== Input for this task ==
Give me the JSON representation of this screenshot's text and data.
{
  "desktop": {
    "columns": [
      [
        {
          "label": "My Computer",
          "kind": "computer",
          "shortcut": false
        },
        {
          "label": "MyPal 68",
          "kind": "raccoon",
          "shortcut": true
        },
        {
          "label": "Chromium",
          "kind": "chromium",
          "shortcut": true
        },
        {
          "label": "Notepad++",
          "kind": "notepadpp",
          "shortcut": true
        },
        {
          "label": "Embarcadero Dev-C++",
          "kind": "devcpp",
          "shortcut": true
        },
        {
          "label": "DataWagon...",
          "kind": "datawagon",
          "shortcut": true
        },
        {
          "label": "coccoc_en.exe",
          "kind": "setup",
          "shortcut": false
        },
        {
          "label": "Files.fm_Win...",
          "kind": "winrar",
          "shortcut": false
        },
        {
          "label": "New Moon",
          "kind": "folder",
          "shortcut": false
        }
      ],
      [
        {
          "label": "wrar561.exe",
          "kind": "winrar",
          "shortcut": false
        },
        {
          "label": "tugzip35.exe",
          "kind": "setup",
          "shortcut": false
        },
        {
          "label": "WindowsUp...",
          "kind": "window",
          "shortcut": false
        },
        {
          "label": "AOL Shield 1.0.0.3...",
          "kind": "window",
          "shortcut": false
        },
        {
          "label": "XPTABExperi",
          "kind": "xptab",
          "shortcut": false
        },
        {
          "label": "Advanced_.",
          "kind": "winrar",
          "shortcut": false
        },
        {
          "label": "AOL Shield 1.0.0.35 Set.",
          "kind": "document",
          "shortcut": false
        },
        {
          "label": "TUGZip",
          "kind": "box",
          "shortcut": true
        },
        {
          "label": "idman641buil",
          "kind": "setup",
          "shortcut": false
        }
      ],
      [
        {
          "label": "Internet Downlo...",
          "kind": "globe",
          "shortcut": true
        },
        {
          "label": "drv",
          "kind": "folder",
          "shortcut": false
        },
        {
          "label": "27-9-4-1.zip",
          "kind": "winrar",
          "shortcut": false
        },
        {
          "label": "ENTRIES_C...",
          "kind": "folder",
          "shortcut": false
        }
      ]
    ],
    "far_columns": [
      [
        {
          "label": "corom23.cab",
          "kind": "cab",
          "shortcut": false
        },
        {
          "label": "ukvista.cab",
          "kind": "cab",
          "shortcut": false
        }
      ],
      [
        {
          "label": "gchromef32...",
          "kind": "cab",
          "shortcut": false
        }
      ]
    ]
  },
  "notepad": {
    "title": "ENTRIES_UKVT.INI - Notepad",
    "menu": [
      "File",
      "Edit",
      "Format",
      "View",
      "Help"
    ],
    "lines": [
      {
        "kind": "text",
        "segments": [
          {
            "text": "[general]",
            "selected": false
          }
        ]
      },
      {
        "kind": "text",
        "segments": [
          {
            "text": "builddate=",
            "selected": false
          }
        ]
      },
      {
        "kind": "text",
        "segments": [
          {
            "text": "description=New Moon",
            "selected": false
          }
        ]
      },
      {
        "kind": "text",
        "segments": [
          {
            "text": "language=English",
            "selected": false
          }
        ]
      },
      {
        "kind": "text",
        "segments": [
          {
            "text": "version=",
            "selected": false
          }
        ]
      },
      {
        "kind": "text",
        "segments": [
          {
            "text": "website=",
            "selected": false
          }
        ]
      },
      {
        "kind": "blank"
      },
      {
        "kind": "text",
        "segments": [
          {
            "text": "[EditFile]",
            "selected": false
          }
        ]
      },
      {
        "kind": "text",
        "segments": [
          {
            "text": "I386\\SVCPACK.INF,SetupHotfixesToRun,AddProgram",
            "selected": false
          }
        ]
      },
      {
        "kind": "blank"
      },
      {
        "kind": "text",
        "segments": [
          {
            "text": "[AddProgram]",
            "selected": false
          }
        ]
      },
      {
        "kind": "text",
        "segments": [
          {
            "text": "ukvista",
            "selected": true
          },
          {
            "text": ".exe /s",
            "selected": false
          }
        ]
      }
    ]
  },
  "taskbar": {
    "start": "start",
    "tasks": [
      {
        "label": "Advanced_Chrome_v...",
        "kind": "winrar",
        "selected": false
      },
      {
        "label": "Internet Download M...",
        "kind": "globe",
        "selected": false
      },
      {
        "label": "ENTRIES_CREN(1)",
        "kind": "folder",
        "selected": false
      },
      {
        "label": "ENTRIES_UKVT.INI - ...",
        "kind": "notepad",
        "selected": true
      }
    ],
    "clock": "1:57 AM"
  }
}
===
The exercise:
Extract each entry in full, exactly as given.

Output of the task:
Give me the JSON representation of this screenshot's text and data.
{
  "desktop": {
    "columns": [
      [
        {
          "label": "My Computer",
          "kind": "computer",
          "shortcut": false
        },
        {
          "label": "MyPal 68",
          "kind": "raccoon",
          "shortcut": true
        },
        {
          "label": "Chromium",
          "kind": "chromium",
          "shortcut": true
        },
        {
          "label": "Notepad++",
          "kind": "notepadpp",
          "shortcut": true
        },
        {
          "label": "Embarcadero Dev-C++",
          "kind": "devcpp",
          "shortcut": true
        },
        {
          "label": "DataWagon...",
          "kind": "datawagon",
          "shortcut": true
        },
        {
          "label": "coccoc_en.exe",
          "kind": "setup",
          "shortcut": false
        },
        {
          "label": "Files.fm_Win...",
          "kind": "winrar",
          "shortcut": false
        },
        {
          "label": "New Moon",
          "kind": "folder",
          "shortcut": false
        }
      ],
      [
        {
          "label": "wrar561.exe",
          "kind": "winrar",
          "shortcut": false
        },
        {
          "label": "tugzip35.exe",
          "kind": "setup",
          "shortcut": false
        },
        {
          "label": "WindowsUp...",
          "kind": "window",
          "shortcut": false
        },
        {
          "label": "AOL Shield 1.0.0.3...",
          "kind": "window",
          "shortcut": false
        },
        {
          "label": "XPTABExperi",
          "kind": "xptab",
          "shortcut": false
        },
        {
          "label": "Advanced_.",
          "kind": "winrar",
          "shortcut": false
        },
        {
          "label": "AOL Shield 1.0.0.35 Set.",
          "kind": "document",
          "shortcut": false
        },
        {
          "label": "TUGZip",
          "kind": "box",
          "shortcut": true
        },
        {
          "label": "idman641buil",
          "kind": "setup",
          "shortcut": false
        }
      ],
      [
        {
          "label": "Internet Downlo...",
          "kind": "globe",
          "shortcut": true
        },
        {
          "label": "drv",
          "kind": "folder",
          "shortcut": false
        },
        {
          "label": "27-9-4-1.zip",
          "kind": "winrar",
          "shortcut": false
        },
        {
          "label": "ENTRIES_C...",
          "kind": "folder",
          "shortcut": false
        }
      ]
    ],
    "far_columns": [
      [
        {
          "label": "corom23.cab",
          "kind": "cab",
          "shortcut": false
        },
        {
          "label": "ukvista.cab",
          "kind": "cab",
          "shortcut": false
        }
      ],
      [
        {
          "label": "gchromef32...",
          "kind": "cab",
          "shortcut": false
        }
      ]
    ]
  },
  "notepad": {
    "title": "ENTRIES_UKVT.INI - Notepad",
    "menu": [
      "File",
      "Edit",
      "Format",
      "View",
      "Help"
    ],
    "lines": [
      {
        "kind": "text",
        "segments": [
          {
            "text": "[general]",
            "selected": false
          }
        ]
      },
      {
        "kind": "text",
        "segments": [
          {
            "text": "builddate=",
            "selected": false
          }
        ]
      },
      {
        "kind": "text",
        "segments": [
          {
            "text": "description=New Moon",
            "selected": false
          }
        ]
      },
      {
        "kind": "text",
        "segments": [
          {
            "text": "language=English",
            "selected": false
          }
        ]
      },
      {
        "kind": "text",
        "segments": [
          {
            "text": "version=",
            "selected": false
          }
        ]
      },
      {
        "kind": "text",
        "segments": [
          {
            "text": "website=",
            "selected": false
          }
        ]
      },
      {
        "kind": "blank"
      },
      {
        "kind": "text",
        "segments": [
          {
            "text": "[EditFile]",
            "selected": false
          }
        ]
      },
      {
        "kind": "text",
        "segments": [
          {
            "text": "I386\\SVCPACK.INF,SetupHotfixesToRun,AddProgram",
            "selected": false
          }
        ]
      },
      {
        "kind": "blank"
      },
      {
        "kind": "text",
        "segments": [
          {
            "text": "[AddProgram]",
            "selected": false
          }
        ]
      },
      {
        "kind": "text",
        "segments": [
          {
            "text": "ukvista",
            "selected": true
          },
          {
            "text": ".exe /s",
            "selected": false
          }
        ]
      }
    ]
  },
  "taskbar": {
    "start": "start",
    "tasks": [
      {
        "label": "Advanced_Chrome_v...",
        "kind": "winrar",
        "selected": false
      },
      {
        "label": "Internet Download M...",
        "kind": "globe",
        "selected": false
      },
      {
        "label": "ENTRIES_CREN(1)",
        "kind": "folder",
        "selected": false
      },
      {
        "label": "ENTRIES_UKVT.INI - ...",
        "kind": "notepad",
        "selected": true
      }
    ],
    "clock": "1:57 AM"
  }
}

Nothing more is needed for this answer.